(REQUIRED WORK): Find every line with the word "text". Copy those lines.

(ITEMS):
[start]

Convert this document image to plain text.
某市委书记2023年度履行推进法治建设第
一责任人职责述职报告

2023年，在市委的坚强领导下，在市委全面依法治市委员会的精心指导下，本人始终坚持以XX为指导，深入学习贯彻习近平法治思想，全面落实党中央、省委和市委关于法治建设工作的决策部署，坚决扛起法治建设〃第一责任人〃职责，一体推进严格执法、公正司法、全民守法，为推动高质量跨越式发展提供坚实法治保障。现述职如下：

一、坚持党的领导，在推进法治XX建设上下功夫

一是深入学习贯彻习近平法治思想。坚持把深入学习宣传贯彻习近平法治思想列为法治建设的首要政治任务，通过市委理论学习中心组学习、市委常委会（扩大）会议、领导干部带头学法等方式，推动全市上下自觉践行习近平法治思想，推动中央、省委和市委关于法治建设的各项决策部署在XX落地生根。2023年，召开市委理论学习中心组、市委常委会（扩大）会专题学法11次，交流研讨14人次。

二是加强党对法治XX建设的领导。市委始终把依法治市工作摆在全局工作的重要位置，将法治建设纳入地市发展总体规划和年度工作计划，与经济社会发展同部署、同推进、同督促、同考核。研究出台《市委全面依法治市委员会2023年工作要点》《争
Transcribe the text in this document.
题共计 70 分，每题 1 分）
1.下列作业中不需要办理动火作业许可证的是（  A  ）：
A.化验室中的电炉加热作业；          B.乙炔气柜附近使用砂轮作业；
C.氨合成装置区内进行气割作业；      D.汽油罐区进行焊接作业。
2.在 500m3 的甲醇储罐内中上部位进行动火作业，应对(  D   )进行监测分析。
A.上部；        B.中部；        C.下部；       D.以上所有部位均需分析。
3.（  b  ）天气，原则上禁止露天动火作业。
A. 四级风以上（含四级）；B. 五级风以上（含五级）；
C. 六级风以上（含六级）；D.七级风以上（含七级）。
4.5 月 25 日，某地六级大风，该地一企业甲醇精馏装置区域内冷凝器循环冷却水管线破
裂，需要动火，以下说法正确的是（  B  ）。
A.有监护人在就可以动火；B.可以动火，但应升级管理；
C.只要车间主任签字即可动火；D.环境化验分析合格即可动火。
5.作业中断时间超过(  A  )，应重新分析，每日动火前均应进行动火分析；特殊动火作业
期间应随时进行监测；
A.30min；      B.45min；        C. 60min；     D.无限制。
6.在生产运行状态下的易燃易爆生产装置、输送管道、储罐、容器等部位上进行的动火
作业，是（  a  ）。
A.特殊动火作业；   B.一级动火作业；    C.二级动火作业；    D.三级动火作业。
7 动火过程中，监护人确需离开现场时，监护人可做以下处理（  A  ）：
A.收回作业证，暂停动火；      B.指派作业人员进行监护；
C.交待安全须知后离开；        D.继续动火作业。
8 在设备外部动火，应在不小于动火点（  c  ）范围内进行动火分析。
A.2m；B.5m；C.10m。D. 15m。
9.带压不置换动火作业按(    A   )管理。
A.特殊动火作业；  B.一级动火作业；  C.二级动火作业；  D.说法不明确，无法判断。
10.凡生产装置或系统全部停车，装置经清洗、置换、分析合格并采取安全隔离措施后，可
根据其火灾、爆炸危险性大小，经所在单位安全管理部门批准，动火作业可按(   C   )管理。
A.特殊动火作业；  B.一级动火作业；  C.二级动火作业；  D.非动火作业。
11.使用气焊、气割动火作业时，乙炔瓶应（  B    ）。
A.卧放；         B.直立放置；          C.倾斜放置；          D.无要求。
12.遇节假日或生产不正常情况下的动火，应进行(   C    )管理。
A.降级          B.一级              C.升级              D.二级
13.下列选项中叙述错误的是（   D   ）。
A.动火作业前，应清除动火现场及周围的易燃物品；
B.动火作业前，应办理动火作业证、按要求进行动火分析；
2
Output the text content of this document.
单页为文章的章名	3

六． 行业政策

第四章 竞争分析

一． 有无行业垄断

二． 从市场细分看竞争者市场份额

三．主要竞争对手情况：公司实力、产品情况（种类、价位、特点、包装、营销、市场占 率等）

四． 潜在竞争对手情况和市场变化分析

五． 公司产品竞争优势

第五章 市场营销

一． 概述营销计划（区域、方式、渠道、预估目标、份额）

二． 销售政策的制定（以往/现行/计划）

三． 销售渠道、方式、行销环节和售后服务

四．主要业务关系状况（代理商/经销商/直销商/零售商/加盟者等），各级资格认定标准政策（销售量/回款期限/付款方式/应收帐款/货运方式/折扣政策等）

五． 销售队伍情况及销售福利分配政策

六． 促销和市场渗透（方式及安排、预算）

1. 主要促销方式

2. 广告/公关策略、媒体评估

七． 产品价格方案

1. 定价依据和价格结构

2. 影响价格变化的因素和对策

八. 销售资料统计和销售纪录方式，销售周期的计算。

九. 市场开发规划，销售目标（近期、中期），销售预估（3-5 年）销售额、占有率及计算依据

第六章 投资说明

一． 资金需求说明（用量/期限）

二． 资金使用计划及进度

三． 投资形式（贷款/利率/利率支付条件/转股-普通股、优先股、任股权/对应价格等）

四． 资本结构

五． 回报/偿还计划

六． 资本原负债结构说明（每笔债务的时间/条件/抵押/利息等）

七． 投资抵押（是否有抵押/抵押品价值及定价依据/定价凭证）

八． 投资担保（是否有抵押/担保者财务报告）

[end]

(THE SOLUTION):
Convert this document image to plain text.
Transcribe the text in this document.
Output the text content of this document.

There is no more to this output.